## Objective 1
Write out the following records verbatim, everything from the first line of the records down to the line that contains "438, 569, 460]", including both of those lines.

## Document passage

==*==

Hi Tony,

Well I did not mean to fit the spec to LCD implementation. Only help the
implementers not to forget about those ...

To your pessimism on disabling per mp-tlv flooding - I think it is obvious
that operator will not disable it unless he is perfectly sure that what
needs to be advertised in say TLV 22 sub-TLV 8 & 10 will fit 255 octets.

That is the only reason/scenario I believe such knob makes sense to be used
under.

Anyway I think we are all clear now on the mutual perspectives.

Thx,
R.


On Mon, Sep 9, 2024 at 11:18 PM Tony Przygienda <[email protected]> wrote:

> Robert, sigh, the specs, especially on ISIS cannot be written to the
> lowest common denominator implementation out there.
>
> And otherwise  I can only TonyL last email +1 and refer to 1925 #4 while
> outlining mildy the reality of things.
>
> the whole "disable per mp-tlv" is valid and yang/vendor knob territory
> though frankly speaking I doubt it's of as much value as folks here think.
> Running out of TLV space and just getting an "alarm" that 255 got blown and
> flooding of further info is suppressed may lead to good amount of  topology
> going of a sudden to hell in a handbasket in the middle of a night (and we
> are already dancing on this edge in practical deployments with limits 255 *
> 255 sometimes more often than I would like frankly ) so I assume to avoid
> that risk the deployments will basically "switch mp-tlv on" and let warn on
> 255 blowout when mp-tlvs are generated and flooded. And yes, the folks
> deploying it will come down hard on those evil, evil vendors to pack
> decently so it's not non-chalanty done for fun and this is BTW already the
> case today due to other reasons and that's another good reason for the
> SHOULD.

==*==

(Element placement data)
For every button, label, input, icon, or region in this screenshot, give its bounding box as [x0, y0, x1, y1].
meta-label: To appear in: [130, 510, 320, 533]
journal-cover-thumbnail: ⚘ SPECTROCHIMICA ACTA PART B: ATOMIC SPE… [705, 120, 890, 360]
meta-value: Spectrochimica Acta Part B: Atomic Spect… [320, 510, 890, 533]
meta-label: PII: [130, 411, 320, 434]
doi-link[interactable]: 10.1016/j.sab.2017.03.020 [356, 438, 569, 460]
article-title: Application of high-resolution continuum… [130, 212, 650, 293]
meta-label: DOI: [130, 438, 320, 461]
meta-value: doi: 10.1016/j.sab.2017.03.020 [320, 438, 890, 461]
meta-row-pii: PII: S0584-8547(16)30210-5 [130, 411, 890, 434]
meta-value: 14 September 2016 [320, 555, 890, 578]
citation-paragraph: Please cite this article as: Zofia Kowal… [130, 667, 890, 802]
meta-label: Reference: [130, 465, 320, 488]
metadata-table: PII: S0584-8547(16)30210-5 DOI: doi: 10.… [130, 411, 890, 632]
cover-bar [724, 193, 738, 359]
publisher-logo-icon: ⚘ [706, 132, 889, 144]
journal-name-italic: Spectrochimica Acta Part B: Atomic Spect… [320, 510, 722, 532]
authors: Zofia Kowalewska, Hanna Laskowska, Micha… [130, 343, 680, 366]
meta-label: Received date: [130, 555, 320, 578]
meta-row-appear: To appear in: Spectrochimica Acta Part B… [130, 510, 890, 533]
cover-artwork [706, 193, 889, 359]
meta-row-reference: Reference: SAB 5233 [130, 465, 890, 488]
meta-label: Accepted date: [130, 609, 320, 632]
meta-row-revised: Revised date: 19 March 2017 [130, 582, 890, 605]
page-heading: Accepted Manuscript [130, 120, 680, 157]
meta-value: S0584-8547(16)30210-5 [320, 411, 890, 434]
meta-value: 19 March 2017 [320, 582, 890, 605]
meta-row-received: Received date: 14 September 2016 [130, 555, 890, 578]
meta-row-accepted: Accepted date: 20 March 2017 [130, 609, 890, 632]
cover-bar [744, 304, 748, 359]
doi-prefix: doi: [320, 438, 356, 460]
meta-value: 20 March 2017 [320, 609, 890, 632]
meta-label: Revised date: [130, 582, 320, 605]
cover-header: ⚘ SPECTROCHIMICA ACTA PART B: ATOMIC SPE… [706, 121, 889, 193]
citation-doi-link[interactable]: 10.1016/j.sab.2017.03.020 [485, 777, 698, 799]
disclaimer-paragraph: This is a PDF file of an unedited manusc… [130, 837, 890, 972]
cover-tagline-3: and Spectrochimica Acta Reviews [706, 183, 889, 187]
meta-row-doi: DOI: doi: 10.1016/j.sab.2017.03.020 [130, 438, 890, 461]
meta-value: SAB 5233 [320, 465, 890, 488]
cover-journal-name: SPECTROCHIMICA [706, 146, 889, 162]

==*==

## Objective 2
From the email about disabling per mp-tlv flooding, extract verbatim everything from "Anyway I think" down to "implementation out there.", including both ends.

## Exercise response 1
For every button, label, input, icon, or region in this screenshot, give its bounding box as [x0, y0, x1, y1].
meta-label: To appear in: [130, 510, 320, 533]
journal-cover-thumbnail: ⚘ SPECTROCHIMICA ACTA PART B: ATOMIC SPE… [705, 120, 890, 360]
meta-value: Spectrochimica Acta Part B: Atomic Spect… [320, 510, 890, 533]
meta-label: PII: [130, 411, 320, 434]
doi-link[interactable]: 10.1016/j.sab.2017.03.020 [356, 438, 569, 460]

## Exercise response 2
Anyway I think we are all clear now on the mutual perspectives.

Thx,
R.


On Mon, Sep 9, 2024 at 11:18 PM Tony Przygienda <[email protected]> wrote:

> Robert, sigh, the specs, especially on ISIS cannot be written to the
> lowest common denominator implementation out there.